DATASET EXTRACT

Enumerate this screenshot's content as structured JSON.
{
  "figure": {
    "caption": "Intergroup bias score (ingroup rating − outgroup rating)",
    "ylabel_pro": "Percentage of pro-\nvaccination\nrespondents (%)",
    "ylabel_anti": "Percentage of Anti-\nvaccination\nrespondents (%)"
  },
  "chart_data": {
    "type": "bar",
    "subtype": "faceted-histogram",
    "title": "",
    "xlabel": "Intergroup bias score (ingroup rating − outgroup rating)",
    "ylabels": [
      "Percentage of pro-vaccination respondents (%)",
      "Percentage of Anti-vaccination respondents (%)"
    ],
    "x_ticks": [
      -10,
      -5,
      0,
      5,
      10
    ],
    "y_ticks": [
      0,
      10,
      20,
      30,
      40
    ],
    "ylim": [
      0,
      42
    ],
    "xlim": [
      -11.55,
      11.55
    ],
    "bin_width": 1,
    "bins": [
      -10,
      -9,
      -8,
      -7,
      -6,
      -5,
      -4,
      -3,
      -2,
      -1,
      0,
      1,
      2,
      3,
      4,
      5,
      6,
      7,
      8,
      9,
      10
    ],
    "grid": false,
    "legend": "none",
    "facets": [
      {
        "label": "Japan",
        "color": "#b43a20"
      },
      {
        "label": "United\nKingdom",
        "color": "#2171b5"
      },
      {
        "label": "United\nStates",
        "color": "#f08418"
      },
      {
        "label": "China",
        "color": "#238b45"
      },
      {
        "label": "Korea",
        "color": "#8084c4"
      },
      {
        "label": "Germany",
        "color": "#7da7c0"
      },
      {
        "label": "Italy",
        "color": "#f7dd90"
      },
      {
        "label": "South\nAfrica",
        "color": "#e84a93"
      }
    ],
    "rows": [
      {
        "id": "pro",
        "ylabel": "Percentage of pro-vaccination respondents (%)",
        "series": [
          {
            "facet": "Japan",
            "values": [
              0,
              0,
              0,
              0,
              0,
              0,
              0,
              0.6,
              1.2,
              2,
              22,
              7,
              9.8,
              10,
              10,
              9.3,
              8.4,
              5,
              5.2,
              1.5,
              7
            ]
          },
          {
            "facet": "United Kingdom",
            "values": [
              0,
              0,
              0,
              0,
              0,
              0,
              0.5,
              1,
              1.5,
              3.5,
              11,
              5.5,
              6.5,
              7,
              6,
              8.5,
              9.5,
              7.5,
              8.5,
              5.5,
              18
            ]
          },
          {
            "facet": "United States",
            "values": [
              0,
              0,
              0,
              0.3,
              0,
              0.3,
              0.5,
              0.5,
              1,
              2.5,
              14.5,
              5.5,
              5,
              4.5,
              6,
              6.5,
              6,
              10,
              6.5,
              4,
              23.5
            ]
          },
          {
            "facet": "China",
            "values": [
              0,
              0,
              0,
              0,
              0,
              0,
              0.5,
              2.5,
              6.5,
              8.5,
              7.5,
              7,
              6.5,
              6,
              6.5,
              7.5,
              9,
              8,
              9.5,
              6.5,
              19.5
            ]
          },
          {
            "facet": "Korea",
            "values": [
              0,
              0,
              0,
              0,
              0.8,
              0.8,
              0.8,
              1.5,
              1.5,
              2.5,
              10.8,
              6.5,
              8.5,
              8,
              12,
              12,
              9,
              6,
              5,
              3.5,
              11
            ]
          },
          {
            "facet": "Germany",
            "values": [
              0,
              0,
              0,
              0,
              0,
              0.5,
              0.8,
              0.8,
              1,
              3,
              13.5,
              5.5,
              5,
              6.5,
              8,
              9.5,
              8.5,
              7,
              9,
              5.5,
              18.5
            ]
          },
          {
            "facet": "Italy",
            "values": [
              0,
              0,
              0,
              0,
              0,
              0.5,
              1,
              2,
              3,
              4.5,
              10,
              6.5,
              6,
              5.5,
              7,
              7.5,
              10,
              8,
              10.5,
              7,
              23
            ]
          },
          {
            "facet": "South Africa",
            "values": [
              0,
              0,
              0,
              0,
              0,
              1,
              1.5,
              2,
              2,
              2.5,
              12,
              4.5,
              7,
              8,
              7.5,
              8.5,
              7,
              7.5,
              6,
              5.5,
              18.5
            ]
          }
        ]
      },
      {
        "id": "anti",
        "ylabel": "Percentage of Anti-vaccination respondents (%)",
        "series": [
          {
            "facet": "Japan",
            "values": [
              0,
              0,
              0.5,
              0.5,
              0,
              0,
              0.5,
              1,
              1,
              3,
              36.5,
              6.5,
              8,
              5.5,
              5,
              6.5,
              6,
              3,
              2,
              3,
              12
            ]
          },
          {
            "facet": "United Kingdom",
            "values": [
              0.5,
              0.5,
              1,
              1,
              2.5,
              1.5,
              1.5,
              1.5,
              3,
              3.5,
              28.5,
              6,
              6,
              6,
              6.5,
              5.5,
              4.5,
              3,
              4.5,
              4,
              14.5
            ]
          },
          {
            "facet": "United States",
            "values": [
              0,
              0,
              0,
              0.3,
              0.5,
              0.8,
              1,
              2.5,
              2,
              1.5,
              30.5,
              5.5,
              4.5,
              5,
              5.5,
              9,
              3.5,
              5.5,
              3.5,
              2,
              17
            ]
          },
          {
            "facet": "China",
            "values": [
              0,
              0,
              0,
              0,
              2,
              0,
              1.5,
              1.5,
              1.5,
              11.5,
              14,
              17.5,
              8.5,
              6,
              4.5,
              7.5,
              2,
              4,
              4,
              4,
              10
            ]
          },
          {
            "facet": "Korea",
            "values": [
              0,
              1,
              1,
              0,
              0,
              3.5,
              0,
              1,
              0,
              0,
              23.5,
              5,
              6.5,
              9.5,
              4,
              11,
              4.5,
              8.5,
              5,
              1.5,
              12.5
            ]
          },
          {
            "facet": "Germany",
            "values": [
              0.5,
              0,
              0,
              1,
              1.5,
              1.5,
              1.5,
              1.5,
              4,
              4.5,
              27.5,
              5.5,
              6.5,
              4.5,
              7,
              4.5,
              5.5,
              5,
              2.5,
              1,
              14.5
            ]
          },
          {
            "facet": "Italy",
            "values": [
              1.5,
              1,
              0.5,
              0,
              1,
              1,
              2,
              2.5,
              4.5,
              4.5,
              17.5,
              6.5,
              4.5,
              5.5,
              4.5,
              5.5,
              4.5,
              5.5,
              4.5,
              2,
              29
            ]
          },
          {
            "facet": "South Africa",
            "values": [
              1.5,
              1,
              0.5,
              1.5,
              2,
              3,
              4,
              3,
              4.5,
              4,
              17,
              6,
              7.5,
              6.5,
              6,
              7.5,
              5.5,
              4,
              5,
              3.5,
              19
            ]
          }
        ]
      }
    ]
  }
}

THE TASK
Write the complete data out, exactly as above.

THE RESPONSE
Enumerate this screenshot's content as structured JSON.
{
  "figure": {
    "caption": "Intergroup bias score (ingroup rating − outgroup rating)",
    "ylabel_pro": "Percentage of pro-\nvaccination\nrespondents (%)",
    "ylabel_anti": "Percentage of Anti-\nvaccination\nrespondents (%)"
  },
  "chart_data": {
    "type": "bar",
    "subtype": "faceted-histogram",
    "title": "",
    "xlabel": "Intergroup bias score (ingroup rating − outgroup rating)",
    "ylabels": [
      "Percentage of pro-vaccination respondents (%)",
      "Percentage of Anti-vaccination respondents (%)"
    ],
    "x_ticks": [
      -10,
      -5,
      0,
      5,
      10
    ],
    "y_ticks": [
      0,
      10,
      20,
      30,
      40
    ],
    "ylim": [
      0,
      42
    ],
    "xlim": [
      -11.55,
      11.55
    ],
    "bin_width": 1,
    "bins": [
      -10,
      -9,
      -8,
      -7,
      -6,
      -5,
      -4,
      -3,
      -2,
      -1,
      0,
      1,
      2,
      3,
      4,
      5,
      6,
      7,
      8,
      9,
      10
    ],
    "grid": false,
    "legend": "none",
    "facets": [
      {
        "label": "Japan",
        "color": "#b43a20"
      },
      {
        "label": "United\nKingdom",
        "color": "#2171b5"
      },
      {
        "label": "United\nStates",
        "color": "#f08418"
      },
      {
        "label": "China",
        "color": "#238b45"
      },
      {
        "label": "Korea",
        "color": "#8084c4"
      },
      {
        "label": "Germany",
        "color": "#7da7c0"
      },
      {
        "label": "Italy",
        "color": "#f7dd90"
      },
      {
        "label": "South\nAfrica",
        "color": "#e84a93"
      }
    ],
    "rows": [
      {
        "id": "pro",
        "ylabel": "Percentage of pro-vaccination respondents (%)",
        "series": [
          {
            "facet": "Japan",
            "values": [
              0,
              0,
              0,
              0,
              0,
              0,
              0,
              0.6,
              1.2,
              2,
              22,
              7,
              9.8,
              10,
              10,
              9.3,
              8.4,
              5,
              5.2,
              1.5,
              7
            ]
          },
          {
            "facet": "United Kingdom",
            "values": [
              0,
              0,
              0,
              0,
              0,
              0,
              0.5,
              1,
              1.5,
              3.5,
              11,
              5.5,
              6.5,
              7,
              6,
              8.5,
              9.5,
              7.5,
              8.5,
              5.5,
              18
            ]
          },
          {
            "facet": "United States",
            "values": [
              0,
              0,
              0,
              0.3,
              0,
              0.3,
              0.5,
              0.5,
              1,
              2.5,
              14.5,
              5.5,
              5,
              4.5,
              6,
              6.5,
              6,
              10,
              6.5,
              4,
              23.5
            ]
          },
          {
            "facet": "China",
            "values": [
              0,
              0,
              0,
              0,
              0,
              0,
              0.5,
              2.5,
              6.5,
              8.5,
              7.5,
              7,
              6.5,
              6,
              6.5,
              7.5,
              9,
              8,
              9.5,
              6.5,
              19.5
            ]
          },
          {
            "facet": "Korea",
            "values": [
              0,
              0,
              0,
              0,
              0.8,
              0.8,
              0.8,
              1.5,
              1.5,
              2.5,
              10.8,
              6.5,
              8.5,
              8,
              12,
              12,
              9,
              6,
              5,
              3.5,
              11
            ]
          },
          {
            "facet": "Germany",
            "values": [
              0,
              0,
              0,
              0,
              0,
              0.5,
              0.8,
              0.8,
              1,
              3,
              13.5,
              5.5,
              5,
              6.5,
              8,
              9.5,
              8.5,
              7,
              9,
              5.5,
              18.5
            ]
          },
          {
            "facet": "Italy",
            "values": [
              0,
              0,
              0,
              0,
              0,
              0.5,
              1,
              2,
              3,
              4.5,
              10,
              6.5,
              6,
              5.5,
              7,
              7.5,
              10,
              8,
              10.5,
              7,
              23
            ]
          },
          {
            "facet": "South Africa",
            "values": [
              0,
              0,
              0,
              0,
              0,
              1,
              1.5,
              2,
              2,
              2.5,
              12,
              4.5,
              7,
              8,
              7.5,
              8.5,
              7,
              7.5,
              6,
              5.5,
              18.5
            ]
          }
        ]
      },
      {
        "id": "anti",
        "ylabel": "Percentage of Anti-vaccination respondents (%)",
        "series": [
          {
            "facet": "Japan",
            "values": [
              0,
              0,
              0.5,
              0.5,
              0,
              0,
              0.5,
              1,
              1,
              3,
              36.5,
              6.5,
              8,
              5.5,
              5,
              6.5,
              6,
              3,
              2,
              3,
              12
            ]
          },
          {
            "facet": "United Kingdom",
            "values": [
              0.5,
              0.5,
              1,
              1,
              2.5,
              1.5,
              1.5,
              1.5,
              3,
              3.5,
              28.5,
              6,
              6,
              6,
              6.5,
              5.5,
              4.5,
              3,
              4.5,
              4,
              14.5
            ]
          },
          {
            "facet": "United States",
            "values": [
              0,
              0,
              0,
              0.3,
              0.5,
              0.8,
              1,
              2.5,
              2,
              1.5,
              30.5,
              5.5,
              4.5,
              5,
              5.5,
              9,
              3.5,
              5.5,
              3.5,
              2,
              17
            ]
          },
          {
            "facet": "China",
            "values": [
              0,
              0,
              0,
              0,
              2,
              0,
              1.5,
              1.5,
              1.5,
              11.5,
              14,
              17.5,
              8.5,
              6,
              4.5,
              7.5,
              2,
              4,
              4,
              4,
              10
            ]
          },
          {
            "facet": "Korea",
            "values": [
              0,
              1,
              1,
              0,
              0,
              3.5,
              0,
              1,
              0,
              0,
              23.5,
              5,
              6.5,
              9.5,
              4,
              11,
              4.5,
              8.5,
              5,
              1.5,
              12.5
            ]
          },
          {
            "facet": "Germany",
            "values": [
              0.5,
              0,
              0,
              1,
              1.5,
              1.5,
              1.5,
              1.5,
              4,
              4.5,
              27.5,
              5.5,
              6.5,
              4.5,
              7,
              4.5,
              5.5,
              5,
              2.5,
              1,
              14.5
            ]
          },
          {
            "facet": "Italy",
            "values": [
              1.5,
              1,
              0.5,
              0,
              1,
              1,
              2,
              2.5,
              4.5,
              4.5,
              17.5,
              6.5,
              4.5,
              5.5,
              4.5,
              5.5,
              4.5,
              5.5,
              4.5,
              2,
              29
            ]
          },
          {
            "facet": "South Africa",
            "values": [
              1.5,
              1,
              0.5,
              1.5,
              2,
              3,
              4,
              3,
              4.5,
              4,
              17,
              6,
              7.5,
              6.5,
              6,
              7.5,
              5.5,
              4,
              5,
              3.5,
              19
            ]
          }
        ]
      }
    ]
  }
}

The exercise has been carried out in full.